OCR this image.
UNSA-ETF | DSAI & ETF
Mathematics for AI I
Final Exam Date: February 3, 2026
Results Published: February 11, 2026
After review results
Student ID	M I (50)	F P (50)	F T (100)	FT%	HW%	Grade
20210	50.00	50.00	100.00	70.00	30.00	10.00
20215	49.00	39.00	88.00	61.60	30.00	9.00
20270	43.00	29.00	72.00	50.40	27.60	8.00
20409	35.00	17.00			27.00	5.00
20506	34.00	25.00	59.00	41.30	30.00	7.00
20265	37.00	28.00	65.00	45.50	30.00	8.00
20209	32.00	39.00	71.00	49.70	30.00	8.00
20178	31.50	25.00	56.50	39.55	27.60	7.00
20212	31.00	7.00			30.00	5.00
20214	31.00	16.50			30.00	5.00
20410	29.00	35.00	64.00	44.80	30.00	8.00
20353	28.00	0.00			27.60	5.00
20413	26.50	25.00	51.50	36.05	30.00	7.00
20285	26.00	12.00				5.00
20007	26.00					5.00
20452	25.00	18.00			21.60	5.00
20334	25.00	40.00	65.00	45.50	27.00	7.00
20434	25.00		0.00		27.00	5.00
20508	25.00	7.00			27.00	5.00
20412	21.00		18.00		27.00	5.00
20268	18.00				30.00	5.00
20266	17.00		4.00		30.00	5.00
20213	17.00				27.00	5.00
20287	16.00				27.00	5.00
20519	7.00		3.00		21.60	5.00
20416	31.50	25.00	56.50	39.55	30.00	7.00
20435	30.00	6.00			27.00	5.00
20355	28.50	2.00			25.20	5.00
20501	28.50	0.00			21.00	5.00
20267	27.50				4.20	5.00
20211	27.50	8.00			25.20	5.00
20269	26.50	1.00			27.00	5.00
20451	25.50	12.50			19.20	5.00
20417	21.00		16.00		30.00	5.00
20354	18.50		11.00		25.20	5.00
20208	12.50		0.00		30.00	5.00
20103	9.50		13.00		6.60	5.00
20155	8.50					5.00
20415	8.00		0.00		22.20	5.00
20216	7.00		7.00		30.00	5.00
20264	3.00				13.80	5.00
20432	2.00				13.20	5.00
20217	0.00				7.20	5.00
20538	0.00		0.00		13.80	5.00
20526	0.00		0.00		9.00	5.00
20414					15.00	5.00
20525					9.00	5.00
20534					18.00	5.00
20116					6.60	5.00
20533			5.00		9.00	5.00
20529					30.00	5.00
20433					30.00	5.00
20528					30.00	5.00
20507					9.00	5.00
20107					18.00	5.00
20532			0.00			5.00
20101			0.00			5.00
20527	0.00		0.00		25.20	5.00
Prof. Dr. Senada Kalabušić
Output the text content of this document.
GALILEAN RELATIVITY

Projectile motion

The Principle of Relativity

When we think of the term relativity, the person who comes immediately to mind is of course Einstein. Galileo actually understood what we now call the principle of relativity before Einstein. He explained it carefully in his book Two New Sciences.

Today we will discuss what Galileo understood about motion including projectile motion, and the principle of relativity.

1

__WHAT NEEDS TO BE DONE__: Could you give again exactly the lines from the line containing "Output the text content of this document." through the final line of the data above, and no others?

__TASK RESULT__:
Output the text content of this document.
GALILEAN RELATIVITY

Projectile motion

The Principle of Relativity

When we think of the term relativity, the person who comes immediately to mind is of course Einstein. Galileo actually understood what we now call the principle of relativity before Einstein. He explained it carefully in his book Two New Sciences.

Today we will discuss what Galileo understood about motion including projectile motion, and the principle of relativity.

1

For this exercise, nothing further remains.